____ Extracted entries

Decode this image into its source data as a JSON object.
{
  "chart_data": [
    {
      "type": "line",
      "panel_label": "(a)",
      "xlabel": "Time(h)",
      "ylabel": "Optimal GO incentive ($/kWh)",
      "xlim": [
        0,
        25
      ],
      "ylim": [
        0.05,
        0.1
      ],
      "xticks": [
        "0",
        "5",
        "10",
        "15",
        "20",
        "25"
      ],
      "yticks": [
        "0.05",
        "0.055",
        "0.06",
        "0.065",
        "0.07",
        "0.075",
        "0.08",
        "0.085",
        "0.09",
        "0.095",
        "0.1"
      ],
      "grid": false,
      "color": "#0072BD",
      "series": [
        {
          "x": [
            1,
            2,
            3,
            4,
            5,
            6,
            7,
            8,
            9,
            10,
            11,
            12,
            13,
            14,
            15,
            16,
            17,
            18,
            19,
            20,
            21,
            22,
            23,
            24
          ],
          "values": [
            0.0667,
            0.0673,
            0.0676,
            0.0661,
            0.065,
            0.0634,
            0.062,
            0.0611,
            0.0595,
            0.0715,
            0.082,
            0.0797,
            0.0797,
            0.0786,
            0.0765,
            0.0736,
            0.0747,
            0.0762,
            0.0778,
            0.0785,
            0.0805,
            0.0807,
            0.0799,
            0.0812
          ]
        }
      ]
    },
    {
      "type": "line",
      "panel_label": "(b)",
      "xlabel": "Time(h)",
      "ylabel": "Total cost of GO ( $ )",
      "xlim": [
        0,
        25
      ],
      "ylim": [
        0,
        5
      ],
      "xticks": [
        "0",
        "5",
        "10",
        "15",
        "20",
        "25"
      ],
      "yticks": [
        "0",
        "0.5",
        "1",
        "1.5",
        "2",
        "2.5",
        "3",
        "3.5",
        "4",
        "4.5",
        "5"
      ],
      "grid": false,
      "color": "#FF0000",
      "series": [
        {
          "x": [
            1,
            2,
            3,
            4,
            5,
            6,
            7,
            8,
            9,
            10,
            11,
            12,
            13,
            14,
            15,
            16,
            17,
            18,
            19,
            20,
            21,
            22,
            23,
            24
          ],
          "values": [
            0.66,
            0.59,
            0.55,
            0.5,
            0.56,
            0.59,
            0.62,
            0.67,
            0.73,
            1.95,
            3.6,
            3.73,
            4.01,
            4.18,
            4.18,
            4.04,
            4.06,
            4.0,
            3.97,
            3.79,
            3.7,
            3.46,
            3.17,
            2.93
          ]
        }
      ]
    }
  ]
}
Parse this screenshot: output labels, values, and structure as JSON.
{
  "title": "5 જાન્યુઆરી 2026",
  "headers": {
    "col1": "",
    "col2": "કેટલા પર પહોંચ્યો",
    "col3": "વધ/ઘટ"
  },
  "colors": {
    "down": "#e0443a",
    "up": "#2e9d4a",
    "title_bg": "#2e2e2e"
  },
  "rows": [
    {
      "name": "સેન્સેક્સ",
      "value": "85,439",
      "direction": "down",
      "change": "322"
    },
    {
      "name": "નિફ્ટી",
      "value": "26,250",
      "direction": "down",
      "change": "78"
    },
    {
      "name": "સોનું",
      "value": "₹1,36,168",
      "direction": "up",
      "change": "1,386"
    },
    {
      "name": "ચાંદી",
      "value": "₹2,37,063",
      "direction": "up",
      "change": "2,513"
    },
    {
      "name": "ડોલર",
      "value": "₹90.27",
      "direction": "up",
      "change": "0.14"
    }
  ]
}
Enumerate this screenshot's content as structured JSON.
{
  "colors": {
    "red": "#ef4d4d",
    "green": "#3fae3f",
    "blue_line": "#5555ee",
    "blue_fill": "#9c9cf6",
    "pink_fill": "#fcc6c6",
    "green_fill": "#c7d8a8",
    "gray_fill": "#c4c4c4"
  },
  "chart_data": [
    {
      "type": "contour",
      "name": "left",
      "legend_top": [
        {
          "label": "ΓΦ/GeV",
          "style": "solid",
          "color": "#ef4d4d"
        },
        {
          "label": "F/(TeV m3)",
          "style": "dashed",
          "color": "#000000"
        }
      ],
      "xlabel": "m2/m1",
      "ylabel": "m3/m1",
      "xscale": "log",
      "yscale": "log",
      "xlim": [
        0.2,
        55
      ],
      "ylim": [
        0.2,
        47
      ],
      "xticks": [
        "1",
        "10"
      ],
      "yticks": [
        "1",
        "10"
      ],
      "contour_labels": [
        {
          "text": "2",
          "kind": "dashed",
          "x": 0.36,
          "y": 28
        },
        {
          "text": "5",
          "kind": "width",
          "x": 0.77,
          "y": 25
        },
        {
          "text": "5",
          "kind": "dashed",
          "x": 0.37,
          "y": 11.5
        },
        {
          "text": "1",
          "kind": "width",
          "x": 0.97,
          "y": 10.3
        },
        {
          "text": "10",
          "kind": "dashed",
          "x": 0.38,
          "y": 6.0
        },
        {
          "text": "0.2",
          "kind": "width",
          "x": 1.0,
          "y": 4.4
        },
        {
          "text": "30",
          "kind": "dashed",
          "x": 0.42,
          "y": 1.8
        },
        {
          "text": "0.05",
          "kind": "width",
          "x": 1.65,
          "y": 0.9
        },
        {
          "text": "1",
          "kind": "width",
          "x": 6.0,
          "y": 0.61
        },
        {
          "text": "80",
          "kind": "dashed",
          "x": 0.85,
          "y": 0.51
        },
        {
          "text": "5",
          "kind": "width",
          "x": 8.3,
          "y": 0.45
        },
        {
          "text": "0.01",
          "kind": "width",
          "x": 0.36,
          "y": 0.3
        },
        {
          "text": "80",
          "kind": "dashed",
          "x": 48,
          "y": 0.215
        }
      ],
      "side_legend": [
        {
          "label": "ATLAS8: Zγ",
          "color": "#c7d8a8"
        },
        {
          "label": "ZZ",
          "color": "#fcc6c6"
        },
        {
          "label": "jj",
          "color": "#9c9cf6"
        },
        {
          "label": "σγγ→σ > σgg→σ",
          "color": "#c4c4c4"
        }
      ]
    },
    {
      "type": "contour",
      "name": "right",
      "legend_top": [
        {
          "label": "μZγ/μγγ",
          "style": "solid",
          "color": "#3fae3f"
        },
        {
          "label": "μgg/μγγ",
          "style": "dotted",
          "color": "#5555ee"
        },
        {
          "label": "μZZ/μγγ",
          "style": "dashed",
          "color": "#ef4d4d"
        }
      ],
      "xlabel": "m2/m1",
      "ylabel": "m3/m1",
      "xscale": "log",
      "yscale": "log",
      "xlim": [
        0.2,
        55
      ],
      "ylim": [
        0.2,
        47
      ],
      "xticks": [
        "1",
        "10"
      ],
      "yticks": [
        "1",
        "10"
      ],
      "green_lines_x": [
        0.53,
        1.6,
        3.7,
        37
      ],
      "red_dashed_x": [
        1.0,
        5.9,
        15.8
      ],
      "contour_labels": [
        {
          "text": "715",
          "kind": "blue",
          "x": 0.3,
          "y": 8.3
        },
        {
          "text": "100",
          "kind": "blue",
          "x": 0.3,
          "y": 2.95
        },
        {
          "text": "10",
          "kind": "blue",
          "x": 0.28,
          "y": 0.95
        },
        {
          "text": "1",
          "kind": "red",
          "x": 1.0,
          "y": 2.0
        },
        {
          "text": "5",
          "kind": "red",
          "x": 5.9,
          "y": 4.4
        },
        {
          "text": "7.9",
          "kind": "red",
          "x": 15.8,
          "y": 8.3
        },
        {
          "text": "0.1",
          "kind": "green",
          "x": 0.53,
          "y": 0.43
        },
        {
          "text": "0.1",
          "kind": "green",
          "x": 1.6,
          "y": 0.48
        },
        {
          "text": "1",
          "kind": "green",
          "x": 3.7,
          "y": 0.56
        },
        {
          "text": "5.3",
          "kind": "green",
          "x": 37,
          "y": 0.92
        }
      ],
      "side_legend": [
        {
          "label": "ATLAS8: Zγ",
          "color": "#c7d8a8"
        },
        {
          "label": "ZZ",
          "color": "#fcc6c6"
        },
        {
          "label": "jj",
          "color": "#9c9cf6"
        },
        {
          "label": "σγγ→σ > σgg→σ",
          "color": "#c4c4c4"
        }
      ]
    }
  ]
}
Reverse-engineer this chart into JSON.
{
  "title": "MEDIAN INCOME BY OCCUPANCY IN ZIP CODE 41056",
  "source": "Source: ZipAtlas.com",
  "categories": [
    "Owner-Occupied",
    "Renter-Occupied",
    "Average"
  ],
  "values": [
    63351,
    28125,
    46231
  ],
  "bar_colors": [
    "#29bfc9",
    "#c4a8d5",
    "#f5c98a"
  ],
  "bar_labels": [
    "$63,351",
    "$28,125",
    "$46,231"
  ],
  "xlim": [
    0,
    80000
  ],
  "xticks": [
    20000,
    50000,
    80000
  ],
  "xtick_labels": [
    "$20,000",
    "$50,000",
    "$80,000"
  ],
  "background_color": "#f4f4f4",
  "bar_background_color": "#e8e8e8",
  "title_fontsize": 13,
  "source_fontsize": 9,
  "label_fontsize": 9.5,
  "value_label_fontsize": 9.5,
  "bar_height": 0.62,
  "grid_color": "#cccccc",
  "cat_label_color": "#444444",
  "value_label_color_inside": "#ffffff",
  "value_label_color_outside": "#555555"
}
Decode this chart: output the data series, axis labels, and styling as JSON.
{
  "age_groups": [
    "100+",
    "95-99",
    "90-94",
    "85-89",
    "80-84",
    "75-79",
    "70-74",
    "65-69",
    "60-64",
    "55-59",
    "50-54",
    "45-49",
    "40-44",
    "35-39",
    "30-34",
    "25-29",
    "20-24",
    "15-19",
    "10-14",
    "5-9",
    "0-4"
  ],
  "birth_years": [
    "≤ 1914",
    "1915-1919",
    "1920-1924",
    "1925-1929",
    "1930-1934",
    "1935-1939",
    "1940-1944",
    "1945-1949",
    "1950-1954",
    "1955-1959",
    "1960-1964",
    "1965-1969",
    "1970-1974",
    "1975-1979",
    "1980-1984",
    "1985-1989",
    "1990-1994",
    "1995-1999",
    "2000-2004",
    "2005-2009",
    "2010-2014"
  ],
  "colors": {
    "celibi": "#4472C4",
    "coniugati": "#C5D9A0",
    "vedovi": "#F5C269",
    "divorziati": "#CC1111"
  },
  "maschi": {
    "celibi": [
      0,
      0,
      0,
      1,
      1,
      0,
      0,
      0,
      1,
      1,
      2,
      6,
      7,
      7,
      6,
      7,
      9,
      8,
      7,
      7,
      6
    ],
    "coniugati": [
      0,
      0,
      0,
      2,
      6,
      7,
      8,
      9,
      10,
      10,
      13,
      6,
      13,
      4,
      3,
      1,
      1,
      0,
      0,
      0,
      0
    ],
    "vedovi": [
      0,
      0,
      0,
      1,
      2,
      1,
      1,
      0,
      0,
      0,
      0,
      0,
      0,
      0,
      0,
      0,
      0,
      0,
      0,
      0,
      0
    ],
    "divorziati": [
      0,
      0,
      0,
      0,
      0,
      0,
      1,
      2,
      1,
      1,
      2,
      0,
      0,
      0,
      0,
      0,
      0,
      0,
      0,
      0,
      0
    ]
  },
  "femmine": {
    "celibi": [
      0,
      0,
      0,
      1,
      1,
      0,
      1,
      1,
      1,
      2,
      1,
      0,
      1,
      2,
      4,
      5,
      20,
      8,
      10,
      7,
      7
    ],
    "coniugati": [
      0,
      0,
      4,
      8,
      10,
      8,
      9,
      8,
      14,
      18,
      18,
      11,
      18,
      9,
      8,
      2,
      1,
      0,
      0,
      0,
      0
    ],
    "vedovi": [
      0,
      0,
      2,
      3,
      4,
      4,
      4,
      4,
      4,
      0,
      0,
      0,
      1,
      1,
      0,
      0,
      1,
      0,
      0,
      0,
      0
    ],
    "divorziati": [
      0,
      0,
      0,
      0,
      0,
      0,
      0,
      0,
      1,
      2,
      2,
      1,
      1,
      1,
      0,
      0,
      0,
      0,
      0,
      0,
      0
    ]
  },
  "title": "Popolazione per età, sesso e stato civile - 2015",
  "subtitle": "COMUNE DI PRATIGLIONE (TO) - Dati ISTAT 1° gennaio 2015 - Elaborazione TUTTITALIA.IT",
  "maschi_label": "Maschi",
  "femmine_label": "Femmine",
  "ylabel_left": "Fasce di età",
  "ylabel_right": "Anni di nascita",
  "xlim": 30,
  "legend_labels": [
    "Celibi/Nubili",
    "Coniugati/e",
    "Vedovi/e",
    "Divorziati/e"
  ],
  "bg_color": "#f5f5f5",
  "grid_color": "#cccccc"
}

________

* _Given exercise_: Read the entries and select each line where the word "this" is found.

* _Task response_:
Decode this image into its source data as a JSON object.
Parse this screenshot: output labels, values, and structure as JSON.
Enumerate this screenshot's content as structured JSON.
Reverse-engineer this chart into JSON.
Decode this chart: output the data series, axis labels, and styling as JSON.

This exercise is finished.